**AIM**. Report how many lines contain the word "estimada"; answer with the number only.

☆ ☆ ☆ ☆

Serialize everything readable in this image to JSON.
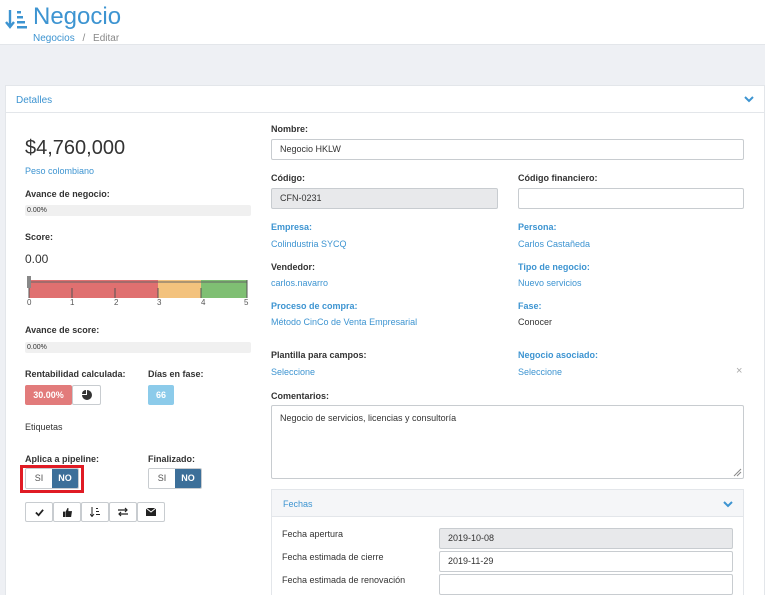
{
  "header": {
    "title": "Negocio",
    "breadcrumb": {
      "parent": "Negocios",
      "separator": "/",
      "current": "Editar"
    }
  },
  "details": {
    "section_title": "Detalles"
  },
  "left": {
    "amount": "$4,760,000",
    "currency": "Peso colombiano",
    "avance_negocio_label": "Avance de negocio:",
    "avance_negocio_value": "0.00%",
    "avance_negocio_fraction": 0.0,
    "score_label": "Score:",
    "score_value": "0.00",
    "score_ticks": [
      "0",
      "1",
      "2",
      "3",
      "4",
      "5"
    ],
    "score_scale": {
      "min": 0,
      "max": 5,
      "value": 0.0,
      "segments": [
        {
          "from": 0,
          "to": 3,
          "color": "#e07070"
        },
        {
          "from": 3,
          "to": 4,
          "color": "#f3c27d"
        },
        {
          "from": 4,
          "to": 5,
          "color": "#7fbf73"
        }
      ]
    },
    "avance_score_label": "Avance de score:",
    "avance_score_value": "0.00%",
    "rentabilidad_label": "Rentabilidad calculada:",
    "rentabilidad_value": "30.00%",
    "dias_label": "Días en fase:",
    "dias_value": "66",
    "etiquetas_label": "Etiquetas",
    "pipeline_label": "Aplica a pipeline:",
    "finalizado_label": "Finalizado:",
    "toggle_si": "SI",
    "toggle_no": "NO"
  },
  "form": {
    "nombre_label": "Nombre:",
    "nombre_value": "Negocio HKLW",
    "codigo_label": "Código:",
    "codigo_value": "CFN-0231",
    "codigo_fin_label": "Código financiero:",
    "codigo_fin_value": "",
    "empresa_label": "Empresa:",
    "empresa_value": "Colindustria SYCQ",
    "persona_label": "Persona:",
    "persona_value": "Carlos Castañeda",
    "vendedor_label": "Vendedor:",
    "vendedor_value": "carlos.navarro",
    "tipo_label": "Tipo de negocio:",
    "tipo_value": "Nuevo servicios",
    "proceso_label": "Proceso de compra:",
    "proceso_value": "Método CinCo de Venta Empresarial",
    "fase_label": "Fase:",
    "fase_value": "Conocer",
    "plantilla_label": "Plantilla para campos:",
    "plantilla_value": "Seleccione",
    "asociado_label": "Negocio asociado:",
    "asociado_value": "Seleccione",
    "asociado_clear": "×",
    "comentarios_label": "Comentarios:",
    "comentarios_value": "Negocio de servicios, licencias y consultoría"
  },
  "fechas": {
    "title": "Fechas",
    "apertura_label": "Fecha apertura",
    "apertura_value": "2019-10-08",
    "cierre_label": "Fecha estimada de cierre",
    "cierre_value": "2019-11-29",
    "renovacion_label": "Fecha estimada de renovación",
    "renovacion_value": ""
  },
  "colors": {
    "accent": "#3d94d1",
    "toggle_active": "#3c6f99",
    "rentabilidad_badge": "#e27b7b",
    "dias_badge": "#8ccbea",
    "highlight": "#e01b24"
  },
  "icons": [
    "sort-icon",
    "chevron-down-icon",
    "pie-chart-icon",
    "check-icon",
    "thumbs-up-icon",
    "sort-numeric-icon",
    "exchange-icon",
    "envelope-icon"
  ]
}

☆ ☆ ☆ ☆

**SOLUTION TO THE EXERCISE**. 2